**Set task**
Reproduce the lines below from the one that contains "Transcribe the text in this document." through the end, inclusive, and add nothing.

(Recorded data)
>> Begin
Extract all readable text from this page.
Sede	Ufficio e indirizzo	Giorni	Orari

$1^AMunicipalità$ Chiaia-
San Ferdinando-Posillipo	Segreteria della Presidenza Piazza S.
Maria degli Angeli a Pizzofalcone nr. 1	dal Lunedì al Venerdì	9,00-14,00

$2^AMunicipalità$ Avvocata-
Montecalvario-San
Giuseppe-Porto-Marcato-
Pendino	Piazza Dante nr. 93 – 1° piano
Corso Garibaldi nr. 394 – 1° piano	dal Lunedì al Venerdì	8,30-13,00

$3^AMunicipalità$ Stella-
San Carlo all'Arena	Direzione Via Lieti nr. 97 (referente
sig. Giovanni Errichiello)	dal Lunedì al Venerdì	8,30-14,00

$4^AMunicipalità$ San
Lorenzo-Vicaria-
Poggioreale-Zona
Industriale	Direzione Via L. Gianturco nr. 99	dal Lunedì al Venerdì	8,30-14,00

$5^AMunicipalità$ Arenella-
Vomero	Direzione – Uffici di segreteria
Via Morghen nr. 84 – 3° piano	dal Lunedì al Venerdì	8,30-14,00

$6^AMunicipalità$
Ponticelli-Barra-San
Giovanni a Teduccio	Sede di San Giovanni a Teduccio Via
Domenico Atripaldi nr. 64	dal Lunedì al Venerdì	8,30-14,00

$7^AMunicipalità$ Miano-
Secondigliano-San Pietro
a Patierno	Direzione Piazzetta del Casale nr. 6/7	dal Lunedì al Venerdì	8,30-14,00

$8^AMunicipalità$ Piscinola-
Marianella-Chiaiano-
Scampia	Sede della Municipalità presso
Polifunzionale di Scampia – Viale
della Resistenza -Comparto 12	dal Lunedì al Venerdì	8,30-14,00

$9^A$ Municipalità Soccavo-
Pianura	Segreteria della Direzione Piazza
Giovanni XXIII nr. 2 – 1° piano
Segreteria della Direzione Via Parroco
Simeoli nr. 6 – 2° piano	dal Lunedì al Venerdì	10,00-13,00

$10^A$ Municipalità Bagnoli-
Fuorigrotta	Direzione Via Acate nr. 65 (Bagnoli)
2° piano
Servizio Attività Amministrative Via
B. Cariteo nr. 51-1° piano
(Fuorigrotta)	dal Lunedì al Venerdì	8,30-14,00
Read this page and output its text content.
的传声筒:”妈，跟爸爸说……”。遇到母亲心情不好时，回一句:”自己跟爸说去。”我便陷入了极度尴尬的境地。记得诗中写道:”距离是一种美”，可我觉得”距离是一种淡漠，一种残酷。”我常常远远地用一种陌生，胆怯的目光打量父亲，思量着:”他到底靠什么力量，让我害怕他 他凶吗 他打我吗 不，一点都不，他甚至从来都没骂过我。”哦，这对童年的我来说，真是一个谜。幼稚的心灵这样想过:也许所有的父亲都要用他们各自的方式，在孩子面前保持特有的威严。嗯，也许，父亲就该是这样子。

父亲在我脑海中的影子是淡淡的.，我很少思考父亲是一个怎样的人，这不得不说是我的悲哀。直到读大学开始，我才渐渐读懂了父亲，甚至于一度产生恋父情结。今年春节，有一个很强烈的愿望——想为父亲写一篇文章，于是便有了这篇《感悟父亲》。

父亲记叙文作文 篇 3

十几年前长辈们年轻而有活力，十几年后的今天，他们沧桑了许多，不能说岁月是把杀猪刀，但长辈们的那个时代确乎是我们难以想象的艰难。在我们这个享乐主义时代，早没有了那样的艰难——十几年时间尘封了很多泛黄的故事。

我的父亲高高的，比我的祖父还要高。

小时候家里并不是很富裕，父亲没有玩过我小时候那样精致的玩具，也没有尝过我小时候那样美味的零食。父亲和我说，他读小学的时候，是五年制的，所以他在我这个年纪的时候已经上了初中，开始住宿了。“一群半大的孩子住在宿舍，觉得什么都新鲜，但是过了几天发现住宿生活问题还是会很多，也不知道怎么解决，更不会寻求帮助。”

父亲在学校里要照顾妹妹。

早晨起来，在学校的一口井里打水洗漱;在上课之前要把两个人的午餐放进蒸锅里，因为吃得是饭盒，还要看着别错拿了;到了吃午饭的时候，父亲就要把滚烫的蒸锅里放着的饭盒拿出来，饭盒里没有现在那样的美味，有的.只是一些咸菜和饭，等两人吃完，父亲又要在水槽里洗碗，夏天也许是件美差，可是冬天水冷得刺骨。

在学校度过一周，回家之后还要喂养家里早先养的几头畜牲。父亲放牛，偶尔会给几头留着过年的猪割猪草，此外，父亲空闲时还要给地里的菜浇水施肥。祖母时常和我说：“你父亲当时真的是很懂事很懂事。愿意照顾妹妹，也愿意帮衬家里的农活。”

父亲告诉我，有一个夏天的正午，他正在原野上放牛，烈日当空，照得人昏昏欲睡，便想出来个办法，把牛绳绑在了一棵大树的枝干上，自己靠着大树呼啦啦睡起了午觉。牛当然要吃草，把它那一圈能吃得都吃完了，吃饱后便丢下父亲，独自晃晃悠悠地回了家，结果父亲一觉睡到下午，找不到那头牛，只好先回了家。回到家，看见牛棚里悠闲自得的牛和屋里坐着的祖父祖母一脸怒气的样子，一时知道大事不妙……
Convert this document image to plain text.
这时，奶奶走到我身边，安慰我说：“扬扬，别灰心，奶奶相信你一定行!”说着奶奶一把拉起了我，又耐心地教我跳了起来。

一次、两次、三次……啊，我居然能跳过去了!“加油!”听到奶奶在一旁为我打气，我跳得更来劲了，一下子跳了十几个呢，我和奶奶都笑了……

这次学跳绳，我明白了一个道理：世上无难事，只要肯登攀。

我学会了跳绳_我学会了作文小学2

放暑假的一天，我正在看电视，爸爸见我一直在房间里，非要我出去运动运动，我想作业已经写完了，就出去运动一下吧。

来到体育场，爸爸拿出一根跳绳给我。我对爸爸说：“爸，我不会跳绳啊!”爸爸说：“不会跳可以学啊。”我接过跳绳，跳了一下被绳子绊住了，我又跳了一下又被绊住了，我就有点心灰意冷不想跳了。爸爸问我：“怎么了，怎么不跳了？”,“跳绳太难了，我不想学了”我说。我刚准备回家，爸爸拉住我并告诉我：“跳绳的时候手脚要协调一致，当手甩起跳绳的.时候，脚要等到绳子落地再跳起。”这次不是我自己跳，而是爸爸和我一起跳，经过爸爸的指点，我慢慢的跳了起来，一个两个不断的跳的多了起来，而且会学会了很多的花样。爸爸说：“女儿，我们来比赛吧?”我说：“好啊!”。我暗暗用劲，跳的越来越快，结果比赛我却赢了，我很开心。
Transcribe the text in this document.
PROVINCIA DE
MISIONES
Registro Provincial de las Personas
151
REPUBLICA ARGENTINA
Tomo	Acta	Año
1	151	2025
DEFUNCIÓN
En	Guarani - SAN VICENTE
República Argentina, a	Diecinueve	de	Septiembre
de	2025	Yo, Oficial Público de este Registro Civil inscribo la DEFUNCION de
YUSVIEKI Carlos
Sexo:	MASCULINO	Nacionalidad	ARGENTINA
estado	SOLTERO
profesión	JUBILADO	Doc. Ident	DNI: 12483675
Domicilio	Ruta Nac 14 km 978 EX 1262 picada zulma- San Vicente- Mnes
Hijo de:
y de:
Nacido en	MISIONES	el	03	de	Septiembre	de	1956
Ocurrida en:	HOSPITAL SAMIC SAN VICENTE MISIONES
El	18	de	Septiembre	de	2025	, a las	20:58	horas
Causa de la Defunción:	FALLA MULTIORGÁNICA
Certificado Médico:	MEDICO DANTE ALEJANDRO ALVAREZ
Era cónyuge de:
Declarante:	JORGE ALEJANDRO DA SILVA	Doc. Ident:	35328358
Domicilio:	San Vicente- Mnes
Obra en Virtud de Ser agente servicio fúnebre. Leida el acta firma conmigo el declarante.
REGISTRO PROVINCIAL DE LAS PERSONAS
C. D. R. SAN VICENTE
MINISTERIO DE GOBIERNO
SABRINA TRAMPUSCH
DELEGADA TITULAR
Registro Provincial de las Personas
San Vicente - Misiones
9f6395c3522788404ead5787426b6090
>> End
**Output**
Transcribe the text in this document.
PROVINCIA DE
MISIONES
Registro Provincial de las Personas
151
REPUBLICA ARGENTINA
Tomo	Acta	Año
1	151	2025
DEFUNCIÓN
En	Guarani - SAN VICENTE
República Argentina, a	Diecinueve	de	Septiembre
de	2025	Yo, Oficial Público de este Registro Civil inscribo la DEFUNCION de
YUSVIEKI Carlos
Sexo:	MASCULINO	Nacionalidad	ARGENTINA
estado	SOLTERO
profesión	JUBILADO	Doc. Ident	DNI: 12483675
Domicilio	Ruta Nac 14 km 978 EX 1262 picada zulma- San Vicente- Mnes
Hijo de:
y de:
Nacido en	MISIONES	el	03	de	Septiembre	de	1956
Ocurrida en:	HOSPITAL SAMIC SAN VICENTE MISIONES
El	18	de	Septiembre	de	2025	, a las	20:58	horas
Causa de la Defunción:	FALLA MULTIORGÁNICA
Certificado Médico:	MEDICO DANTE ALEJANDRO ALVAREZ
Era cónyuge de:
Declarante:	JORGE ALEJANDRO DA SILVA	Doc. Ident:	35328358
Domicilio:	San Vicente- Mnes
Obra en Virtud de Ser agente servicio fúnebre. Leida el acta firma conmigo el declarante.
REGISTRO PROVINCIAL DE LAS PERSONAS
C. D. R. SAN VICENTE
MINISTERIO DE GOBIERNO
SABRINA TRAMPUSCH
DELEGADA TITULAR
Registro Provincial de las Personas
San Vicente - Misiones
9f6395c3522788404ead5787426b6090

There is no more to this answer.